[Raw records]
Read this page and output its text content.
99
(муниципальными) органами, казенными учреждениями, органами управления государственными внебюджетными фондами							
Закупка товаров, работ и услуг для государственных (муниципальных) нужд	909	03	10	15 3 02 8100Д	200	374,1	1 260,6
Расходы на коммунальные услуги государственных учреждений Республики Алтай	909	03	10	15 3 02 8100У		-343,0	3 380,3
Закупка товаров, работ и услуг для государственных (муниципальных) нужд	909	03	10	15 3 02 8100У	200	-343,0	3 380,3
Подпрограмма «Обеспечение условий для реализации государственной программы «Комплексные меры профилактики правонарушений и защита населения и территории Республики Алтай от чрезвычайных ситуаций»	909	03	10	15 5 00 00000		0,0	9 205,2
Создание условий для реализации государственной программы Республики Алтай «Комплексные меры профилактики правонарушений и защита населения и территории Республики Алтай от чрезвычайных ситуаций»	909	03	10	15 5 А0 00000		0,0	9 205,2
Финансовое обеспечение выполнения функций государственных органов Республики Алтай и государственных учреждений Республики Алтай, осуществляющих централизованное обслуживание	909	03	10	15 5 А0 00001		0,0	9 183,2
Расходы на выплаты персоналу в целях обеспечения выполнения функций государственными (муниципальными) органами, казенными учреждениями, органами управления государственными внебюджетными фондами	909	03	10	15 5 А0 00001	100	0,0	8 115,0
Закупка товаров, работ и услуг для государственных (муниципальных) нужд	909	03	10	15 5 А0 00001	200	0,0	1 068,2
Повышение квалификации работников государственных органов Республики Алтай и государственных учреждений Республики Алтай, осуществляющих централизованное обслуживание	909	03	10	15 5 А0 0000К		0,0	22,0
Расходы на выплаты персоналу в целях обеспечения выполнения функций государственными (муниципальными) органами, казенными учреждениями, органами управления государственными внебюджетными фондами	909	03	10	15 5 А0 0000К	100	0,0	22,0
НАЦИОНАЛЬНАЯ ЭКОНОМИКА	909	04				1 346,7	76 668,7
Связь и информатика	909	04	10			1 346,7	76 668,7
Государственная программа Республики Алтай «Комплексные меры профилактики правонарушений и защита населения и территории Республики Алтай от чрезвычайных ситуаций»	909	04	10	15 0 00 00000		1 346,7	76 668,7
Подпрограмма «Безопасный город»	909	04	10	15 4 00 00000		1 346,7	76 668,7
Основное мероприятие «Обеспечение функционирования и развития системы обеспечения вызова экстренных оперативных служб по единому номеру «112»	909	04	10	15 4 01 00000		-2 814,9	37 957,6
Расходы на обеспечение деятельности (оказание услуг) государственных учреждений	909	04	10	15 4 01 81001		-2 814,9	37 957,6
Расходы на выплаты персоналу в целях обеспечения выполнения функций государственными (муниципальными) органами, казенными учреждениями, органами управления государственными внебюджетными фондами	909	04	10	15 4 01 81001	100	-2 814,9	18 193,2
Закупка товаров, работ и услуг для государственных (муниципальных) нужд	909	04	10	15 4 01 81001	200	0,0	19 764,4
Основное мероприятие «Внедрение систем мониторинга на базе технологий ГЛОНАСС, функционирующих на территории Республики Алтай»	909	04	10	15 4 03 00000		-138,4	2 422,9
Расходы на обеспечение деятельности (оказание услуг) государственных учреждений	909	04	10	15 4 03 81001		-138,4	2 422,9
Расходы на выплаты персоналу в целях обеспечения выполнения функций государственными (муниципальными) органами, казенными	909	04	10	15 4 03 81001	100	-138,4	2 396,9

**The task**
Write out the entries above word for word.

**Correct result**
Read this page and output its text content.
99
(муниципальными) органами, казенными учреждениями, органами управления государственными внебюджетными фондами							
Закупка товаров, работ и услуг для государственных (муниципальных) нужд	909	03	10	15 3 02 8100Д	200	374,1	1 260,6
Расходы на коммунальные услуги государственных учреждений Республики Алтай	909	03	10	15 3 02 8100У		-343,0	3 380,3
Закупка товаров, работ и услуг для государственных (муниципальных) нужд	909	03	10	15 3 02 8100У	200	-343,0	3 380,3
Подпрограмма «Обеспечение условий для реализации государственной программы «Комплексные меры профилактики правонарушений и защита населения и территории Республики Алтай от чрезвычайных ситуаций»	909	03	10	15 5 00 00000		0,0	9 205,2
Создание условий для реализации государственной программы Республики Алтай «Комплексные меры профилактики правонарушений и защита населения и территории Республики Алтай от чрезвычайных ситуаций»	909	03	10	15 5 А0 00000		0,0	9 205,2
Финансовое обеспечение выполнения функций государственных органов Республики Алтай и государственных учреждений Республики Алтай, осуществляющих централизованное обслуживание	909	03	10	15 5 А0 00001		0,0	9 183,2
Расходы на выплаты персоналу в целях обеспечения выполнения функций государственными (муниципальными) органами, казенными учреждениями, органами управления государственными внебюджетными фондами	909	03	10	15 5 А0 00001	100	0,0	8 115,0
Закупка товаров, работ и услуг для государственных (муниципальных) нужд	909	03	10	15 5 А0 00001	200	0,0	1 068,2
Повышение квалификации работников государственных органов Республики Алтай и государственных учреждений Республики Алтай, осуществляющих централизованное обслуживание	909	03	10	15 5 А0 0000К		0,0	22,0
Расходы на выплаты персоналу в целях обеспечения выполнения функций государственными (муниципальными) органами, казенными учреждениями, органами управления государственными внебюджетными фондами	909	03	10	15 5 А0 0000К	100	0,0	22,0
НАЦИОНАЛЬНАЯ ЭКОНОМИКА	909	04				1 346,7	76 668,7
Связь и информатика	909	04	10			1 346,7	76 668,7
Государственная программа Республики Алтай «Комплексные меры профилактики правонарушений и защита населения и территории Республики Алтай от чрезвычайных ситуаций»	909	04	10	15 0 00 00000		1 346,7	76 668,7
Подпрограмма «Безопасный город»	909	04	10	15 4 00 00000		1 346,7	76 668,7
Основное мероприятие «Обеспечение функционирования и развития системы обеспечения вызова экстренных оперативных служб по единому номеру «112»	909	04	10	15 4 01 00000		-2 814,9	37 957,6
Расходы на обеспечение деятельности (оказание услуг) государственных учреждений	909	04	10	15 4 01 81001		-2 814,9	37 957,6
Расходы на выплаты персоналу в целях обеспечения выполнения функций государственными (муниципальными) органами, казенными учреждениями, органами управления государственными внебюджетными фондами	909	04	10	15 4 01 81001	100	-2 814,9	18 193,2
Закупка товаров, работ и услуг для государственных (муниципальных) нужд	909	04	10	15 4 01 81001	200	0,0	19 764,4
Основное мероприятие «Внедрение систем мониторинга на базе технологий ГЛОНАСС, функционирующих на территории Республики Алтай»	909	04	10	15 4 03 00000		-138,4	2 422,9
Расходы на обеспечение деятельности (оказание услуг) государственных учреждений	909	04	10	15 4 03 81001		-138,4	2 422,9
Расходы на выплаты персоналу в целях обеспечения выполнения функций государственными (муниципальными) органами, казенными	909	04	10	15 4 03 81001	100	-138,4	2 396,9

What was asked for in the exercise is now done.